Quote the records in full and leave their pictures out.

(Stored records)
───
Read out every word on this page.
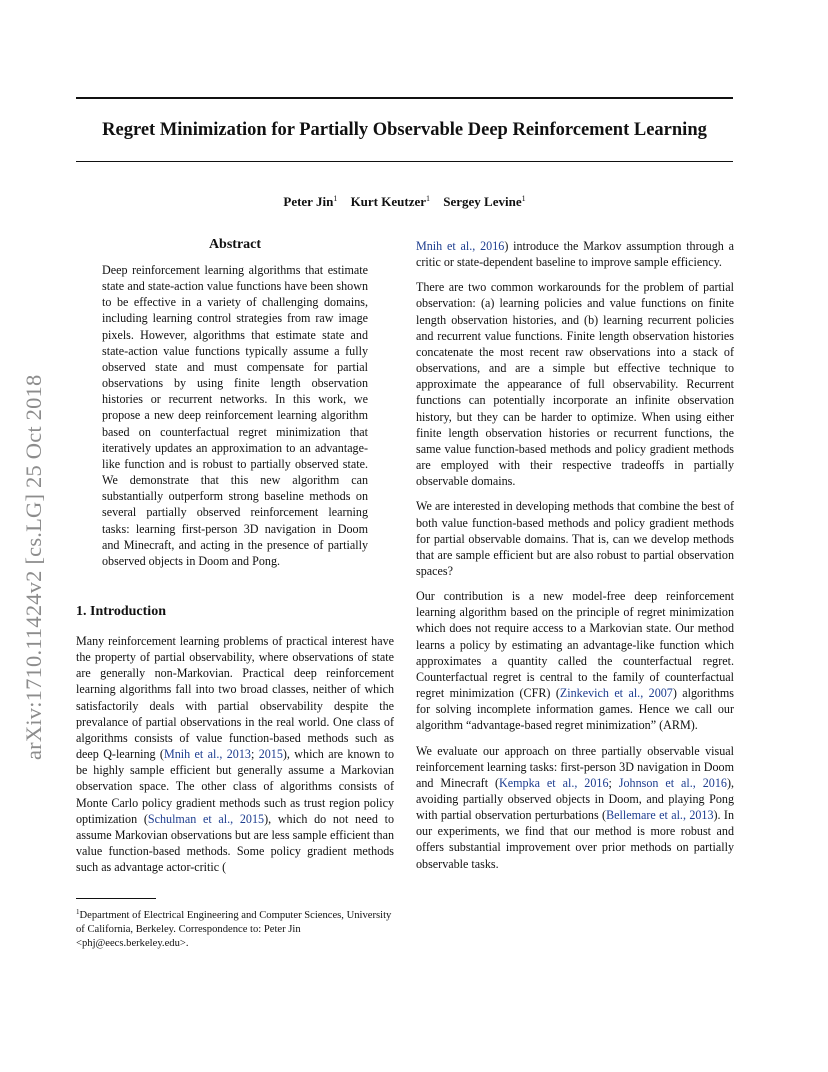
Regret Minimization for Partially Observable Deep Reinforcement Learning
Peter Jin$^1$ Kurt Keutzer$^1$ Sergey Levine$^1$
arXiv:1710.11424v2 [cs.LG] 25 Oct 2018
Abstract

Deep reinforcement learning algorithms that estimate state and state-action value functions have been shown to be effective in a variety of challenging domains, including learning control strategies from raw image pixels. However, algorithms that estimate state and state-action value functions typically assume a fully observed state and must compensate for partial observations by using finite length observation histories or recurrent networks. In this work, we propose a new deep reinforcement learning algorithm based on counterfactual regret minimization that iteratively updates an approximation to an advantage-like function and is robust to partially observed state. We demonstrate that this new algorithm can substantially outperform strong baseline methods on several partially observed reinforcement learning tasks: learning first-person 3D navigation in Doom and Minecraft, and acting in the presence of partially observed objects in Doom and Pong.

1. Introduction

Many reinforcement learning problems of practical interest have the property of partial observability, where observations of state are generally non-Markovian. Practical deep reinforcement learning algorithms fall into two broad classes, neither of which satisfactorily deals with partial observability despite the prevalance of partial observations in the real world. One class of algorithms consists of value function-based methods such as deep Q-learning (Mnih et al., 2013; 2015), which are known to be highly sample efficient but generally assume a Markovian observation space. The other class of algorithms consists of Monte Carlo policy gradient methods such as trust region policy optimization (Schulman et al., 2015), which do not need to assume Markovian observations but are less sample efficient than value function-based methods. Some policy gradient methods such as advantage actor-critic (

$^1$Department of Electrical Engineering and Computer Sciences, University of California, Berkeley. Correspondence to: Peter Jin <phj@eecs.berkeley.edu>.

Mnih et al., 2016) introduce the Markov assumption through a critic or state-dependent baseline to improve sample efficiency.

There are two common workarounds for the problem of partial observation: (a) learning policies and value functions on finite length observation histories, and (b) learning recurrent policies and recurrent value functions. Finite length observation histories concatenate the most recent raw observations into a stack of observations, and are a simple but effective technique to approximate the appearance of full observability. Recurrent functions can potentially incorporate an infinite observation history, but they can be harder to optimize. When using either finite length observation histories or recurrent functions, the same value function-based methods and policy gradient methods are employed with their respective tradeoffs in partially observable domains.

We are interested in developing methods that combine the best of both value function-based methods and policy gradient methods for partial observable domains. That is, can we develop methods that are sample efficient but are also robust to partial observation spaces?

Our contribution is a new model-free deep reinforcement learning algorithm based on the principle of regret minimization which does not require access to a Markovian state. Our method learns a policy by estimating an advantage-like function which approximates a quantity called the counterfactual regret. Counterfactual regret is central to the family of counterfactual regret minimization (CFR) (Zinkevich et al., 2007) algorithms for solving incomplete information games. Hence we call our algorithm “advantage-based regret minimization” (ARM).

We evaluate our approach on three partially observable visual reinforcement learning tasks: first-person 3D navigation in Doom and Minecraft (Kempka et al., 2016; Johnson et al., 2016), avoiding partially observed objects in Doom, and playing Pong with partial observation perturbations (Bellemare et al., 2013). In our experiments, we find that our method is more robust and offers substantial improvement over prior methods on partially observable tasks.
───
Solved problem
Read out every word on this page.
Regret Minimization for Partially Observable Deep Reinforcement Learning
Peter Jin$^1$ Kurt Keutzer$^1$ Sergey Levine$^1$
arXiv:1710.11424v2 [cs.LG] 25 Oct 2018
Abstract

Deep reinforcement learning algorithms that estimate state and state-action value functions have been shown to be effective in a variety of challenging domains, including learning control strategies from raw image pixels. However, algorithms that estimate state and state-action value functions typically assume a fully observed state and must compensate for partial observations by using finite length observation histories or recurrent networks. In this work, we propose a new deep reinforcement learning algorithm based on counterfactual regret minimization that iteratively updates an approximation to an advantage-like function and is robust to partially observed state. We demonstrate that this new algorithm can substantially outperform strong baseline methods on several partially observed reinforcement learning tasks: learning first-person 3D navigation in Doom and Minecraft, and acting in the presence of partially observed objects in Doom and Pong.

1. Introduction

Many reinforcement learning problems of practical interest have the property of partial observability, where observations of state are generally non-Markovian. Practical deep reinforcement learning algorithms fall into two broad classes, neither of which satisfactorily deals with partial observability despite the prevalance of partial observations in the real world. One class of algorithms consists of value function-based methods such as deep Q-learning (Mnih et al., 2013; 2015), which are known to be highly sample efficient but generally assume a Markovian observation space. The other class of algorithms consists of Monte Carlo policy gradient methods such as trust region policy optimization (Schulman et al., 2015), which do not need to assume Markovian observations but are less sample efficient than value function-based methods. Some policy gradient methods such as advantage actor-critic (

$^1$Department of Electrical Engineering and Computer Sciences, University of California, Berkeley. Correspondence to: Peter Jin <phj@eecs.berkeley.edu>.

Mnih et al., 2016) introduce the Markov assumption through a critic or state-dependent baseline to improve sample efficiency.

There are two common workarounds for the problem of partial observation: (a) learning policies and value functions on finite length observation histories, and (b) learning recurrent policies and recurrent value functions. Finite length observation histories concatenate the most recent raw observations into a stack of observations, and are a simple but effective technique to approximate the appearance of full observability. Recurrent functions can potentially incorporate an infinite observation history, but they can be harder to optimize. When using either finite length observation histories or recurrent functions, the same value function-based methods and policy gradient methods are employed with their respective tradeoffs in partially observable domains.

We are interested in developing methods that combine the best of both value function-based methods and policy gradient methods for partial observable domains. That is, can we develop methods that are sample efficient but are also robust to partial observation spaces?

Our contribution is a new model-free deep reinforcement learning algorithm based on the principle of regret minimization which does not require access to a Markovian state. Our method learns a policy by estimating an advantage-like function which approximates a quantity called the counterfactual regret. Counterfactual regret is central to the family of counterfactual regret minimization (CFR) (Zinkevich et al., 2007) algorithms for solving incomplete information games. Hence we call our algorithm “advantage-based regret minimization” (ARM).

We evaluate our approach on three partially observable visual reinforcement learning tasks: first-person 3D navigation in Doom and Minecraft (Kempka et al., 2016; Johnson et al., 2016), avoiding partially observed objects in Doom, and playing Pong with partial observation perturbations (Bellemare et al., 2013). In our experiments, we find that our method is more robust and offers substantial improvement over prior methods on partially observable tasks.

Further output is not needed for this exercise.